Task description: Copy each line in which the string "ylabel" occurs.

Start

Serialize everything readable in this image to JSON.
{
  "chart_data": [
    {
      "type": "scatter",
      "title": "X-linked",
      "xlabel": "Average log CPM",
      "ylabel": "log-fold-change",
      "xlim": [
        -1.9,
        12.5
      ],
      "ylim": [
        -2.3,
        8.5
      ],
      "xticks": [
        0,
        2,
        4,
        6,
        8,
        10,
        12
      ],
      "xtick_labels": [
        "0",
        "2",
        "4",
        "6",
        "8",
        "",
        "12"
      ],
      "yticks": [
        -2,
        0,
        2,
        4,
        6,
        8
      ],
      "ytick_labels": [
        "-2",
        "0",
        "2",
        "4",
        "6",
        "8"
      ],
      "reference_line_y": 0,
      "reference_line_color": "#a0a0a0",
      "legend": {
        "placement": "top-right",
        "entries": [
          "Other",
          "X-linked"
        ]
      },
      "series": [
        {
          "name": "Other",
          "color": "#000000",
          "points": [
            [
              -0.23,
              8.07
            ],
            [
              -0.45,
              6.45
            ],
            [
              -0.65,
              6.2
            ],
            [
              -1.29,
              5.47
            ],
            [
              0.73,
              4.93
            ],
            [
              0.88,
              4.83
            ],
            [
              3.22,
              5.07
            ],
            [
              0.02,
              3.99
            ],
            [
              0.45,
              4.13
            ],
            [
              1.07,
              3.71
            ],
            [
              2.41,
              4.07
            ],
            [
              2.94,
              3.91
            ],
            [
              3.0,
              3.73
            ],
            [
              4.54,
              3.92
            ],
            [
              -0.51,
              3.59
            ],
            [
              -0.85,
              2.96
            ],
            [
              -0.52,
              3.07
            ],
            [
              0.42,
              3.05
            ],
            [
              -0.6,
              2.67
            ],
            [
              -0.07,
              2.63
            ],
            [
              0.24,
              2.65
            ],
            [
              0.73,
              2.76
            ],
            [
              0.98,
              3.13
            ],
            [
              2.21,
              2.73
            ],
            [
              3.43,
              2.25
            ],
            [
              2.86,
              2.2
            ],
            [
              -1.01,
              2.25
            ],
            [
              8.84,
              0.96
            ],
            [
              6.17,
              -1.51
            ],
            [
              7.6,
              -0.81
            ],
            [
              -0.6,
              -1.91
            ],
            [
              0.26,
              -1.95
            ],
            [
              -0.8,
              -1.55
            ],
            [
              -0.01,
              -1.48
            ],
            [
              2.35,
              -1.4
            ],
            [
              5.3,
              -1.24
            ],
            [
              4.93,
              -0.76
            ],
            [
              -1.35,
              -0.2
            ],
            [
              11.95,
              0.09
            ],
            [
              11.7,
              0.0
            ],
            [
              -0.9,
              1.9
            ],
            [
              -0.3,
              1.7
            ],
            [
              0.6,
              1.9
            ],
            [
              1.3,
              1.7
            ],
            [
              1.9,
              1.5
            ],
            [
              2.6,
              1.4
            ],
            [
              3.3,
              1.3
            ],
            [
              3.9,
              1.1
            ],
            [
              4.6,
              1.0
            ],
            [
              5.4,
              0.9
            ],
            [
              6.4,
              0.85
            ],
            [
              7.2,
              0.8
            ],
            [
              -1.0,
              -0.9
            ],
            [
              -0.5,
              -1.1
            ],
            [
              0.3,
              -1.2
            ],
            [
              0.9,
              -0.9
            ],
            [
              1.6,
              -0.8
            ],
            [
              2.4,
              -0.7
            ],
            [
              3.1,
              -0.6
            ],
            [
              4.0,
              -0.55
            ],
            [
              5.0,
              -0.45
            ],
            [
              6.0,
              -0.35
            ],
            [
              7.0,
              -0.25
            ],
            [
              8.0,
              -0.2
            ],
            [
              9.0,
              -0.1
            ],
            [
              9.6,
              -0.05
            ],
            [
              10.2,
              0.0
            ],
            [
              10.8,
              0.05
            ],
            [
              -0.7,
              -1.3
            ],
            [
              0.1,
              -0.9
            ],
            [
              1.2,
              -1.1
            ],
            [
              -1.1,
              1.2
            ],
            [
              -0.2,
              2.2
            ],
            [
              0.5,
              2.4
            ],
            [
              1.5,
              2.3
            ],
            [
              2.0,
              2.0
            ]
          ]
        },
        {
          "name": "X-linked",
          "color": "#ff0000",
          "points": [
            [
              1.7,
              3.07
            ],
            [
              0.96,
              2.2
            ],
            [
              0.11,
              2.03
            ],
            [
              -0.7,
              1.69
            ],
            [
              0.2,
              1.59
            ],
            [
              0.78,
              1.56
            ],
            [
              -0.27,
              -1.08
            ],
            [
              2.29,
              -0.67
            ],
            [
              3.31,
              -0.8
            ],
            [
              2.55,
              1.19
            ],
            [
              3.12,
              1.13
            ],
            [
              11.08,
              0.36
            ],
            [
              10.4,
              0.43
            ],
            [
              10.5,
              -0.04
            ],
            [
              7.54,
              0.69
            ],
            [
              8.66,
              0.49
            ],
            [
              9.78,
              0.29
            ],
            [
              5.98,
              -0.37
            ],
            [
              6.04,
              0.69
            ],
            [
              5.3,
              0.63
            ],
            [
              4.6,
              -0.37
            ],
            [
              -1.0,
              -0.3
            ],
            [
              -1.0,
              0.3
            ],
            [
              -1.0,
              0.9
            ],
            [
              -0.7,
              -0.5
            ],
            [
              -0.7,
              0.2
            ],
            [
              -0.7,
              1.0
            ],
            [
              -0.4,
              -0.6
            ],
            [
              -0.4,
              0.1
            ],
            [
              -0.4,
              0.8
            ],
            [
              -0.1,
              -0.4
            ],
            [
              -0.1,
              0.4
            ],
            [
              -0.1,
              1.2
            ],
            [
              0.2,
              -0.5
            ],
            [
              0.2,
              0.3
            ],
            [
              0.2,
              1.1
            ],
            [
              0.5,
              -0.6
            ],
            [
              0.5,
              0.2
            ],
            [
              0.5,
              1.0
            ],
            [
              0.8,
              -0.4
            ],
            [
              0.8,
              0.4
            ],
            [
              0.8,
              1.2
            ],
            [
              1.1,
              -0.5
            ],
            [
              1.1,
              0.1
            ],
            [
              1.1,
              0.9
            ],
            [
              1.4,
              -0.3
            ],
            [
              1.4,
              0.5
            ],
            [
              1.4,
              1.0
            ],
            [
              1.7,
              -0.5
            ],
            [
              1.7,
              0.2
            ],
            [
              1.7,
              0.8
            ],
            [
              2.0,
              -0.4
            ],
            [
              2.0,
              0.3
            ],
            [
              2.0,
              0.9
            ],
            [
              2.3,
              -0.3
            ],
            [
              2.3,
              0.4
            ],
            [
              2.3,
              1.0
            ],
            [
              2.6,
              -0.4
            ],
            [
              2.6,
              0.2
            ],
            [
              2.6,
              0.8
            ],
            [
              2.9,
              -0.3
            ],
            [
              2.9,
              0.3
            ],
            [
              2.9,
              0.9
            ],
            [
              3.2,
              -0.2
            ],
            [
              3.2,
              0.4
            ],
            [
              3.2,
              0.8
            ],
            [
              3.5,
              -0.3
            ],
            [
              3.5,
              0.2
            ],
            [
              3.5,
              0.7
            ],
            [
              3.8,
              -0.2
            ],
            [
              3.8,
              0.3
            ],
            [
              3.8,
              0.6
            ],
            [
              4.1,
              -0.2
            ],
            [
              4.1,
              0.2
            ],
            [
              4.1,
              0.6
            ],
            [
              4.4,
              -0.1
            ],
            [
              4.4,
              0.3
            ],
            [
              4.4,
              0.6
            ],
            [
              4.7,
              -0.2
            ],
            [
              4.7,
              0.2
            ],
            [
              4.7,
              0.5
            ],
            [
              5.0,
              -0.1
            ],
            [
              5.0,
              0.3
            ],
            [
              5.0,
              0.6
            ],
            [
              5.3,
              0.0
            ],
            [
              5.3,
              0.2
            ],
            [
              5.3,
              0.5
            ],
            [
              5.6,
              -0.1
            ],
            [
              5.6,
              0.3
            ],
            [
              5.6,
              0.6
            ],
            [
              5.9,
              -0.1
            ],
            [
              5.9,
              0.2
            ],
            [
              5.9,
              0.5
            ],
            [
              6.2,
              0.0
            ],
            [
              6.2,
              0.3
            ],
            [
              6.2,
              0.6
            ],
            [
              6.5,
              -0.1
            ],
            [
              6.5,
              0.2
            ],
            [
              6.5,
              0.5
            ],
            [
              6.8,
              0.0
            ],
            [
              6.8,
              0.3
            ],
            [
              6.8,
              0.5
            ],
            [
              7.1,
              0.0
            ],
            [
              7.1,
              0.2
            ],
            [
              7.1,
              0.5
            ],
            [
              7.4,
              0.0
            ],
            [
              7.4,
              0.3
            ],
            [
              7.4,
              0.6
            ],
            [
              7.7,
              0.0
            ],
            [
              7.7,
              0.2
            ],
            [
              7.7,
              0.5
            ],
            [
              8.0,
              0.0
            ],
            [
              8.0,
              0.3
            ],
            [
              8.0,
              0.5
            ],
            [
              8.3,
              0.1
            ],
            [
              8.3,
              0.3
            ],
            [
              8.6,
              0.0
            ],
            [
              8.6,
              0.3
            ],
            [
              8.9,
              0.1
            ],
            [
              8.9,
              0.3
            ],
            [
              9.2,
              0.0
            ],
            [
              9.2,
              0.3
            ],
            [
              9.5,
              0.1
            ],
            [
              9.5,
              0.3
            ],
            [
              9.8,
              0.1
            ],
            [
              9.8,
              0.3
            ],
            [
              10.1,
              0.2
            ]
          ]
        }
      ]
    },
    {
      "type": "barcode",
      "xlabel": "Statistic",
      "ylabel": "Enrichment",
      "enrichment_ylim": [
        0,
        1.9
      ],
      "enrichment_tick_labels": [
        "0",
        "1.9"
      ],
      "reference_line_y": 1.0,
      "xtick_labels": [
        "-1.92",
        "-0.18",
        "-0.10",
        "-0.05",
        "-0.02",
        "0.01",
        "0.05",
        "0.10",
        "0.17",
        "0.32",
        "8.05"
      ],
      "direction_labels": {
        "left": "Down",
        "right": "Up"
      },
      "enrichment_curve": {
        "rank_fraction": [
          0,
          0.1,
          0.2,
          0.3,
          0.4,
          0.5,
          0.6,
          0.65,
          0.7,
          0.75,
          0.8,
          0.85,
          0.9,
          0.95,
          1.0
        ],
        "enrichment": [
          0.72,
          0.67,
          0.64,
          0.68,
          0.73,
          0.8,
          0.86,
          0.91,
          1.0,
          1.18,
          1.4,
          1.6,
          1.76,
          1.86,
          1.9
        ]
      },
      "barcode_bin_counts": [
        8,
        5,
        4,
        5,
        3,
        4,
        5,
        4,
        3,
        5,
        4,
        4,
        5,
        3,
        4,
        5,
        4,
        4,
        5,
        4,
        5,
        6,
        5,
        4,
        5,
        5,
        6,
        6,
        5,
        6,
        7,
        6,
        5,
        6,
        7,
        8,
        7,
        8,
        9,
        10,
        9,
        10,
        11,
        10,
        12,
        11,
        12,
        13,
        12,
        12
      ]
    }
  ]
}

End

Task output:
      "ylabel": "log-fold-change",
      "ylabel": "Enrichment",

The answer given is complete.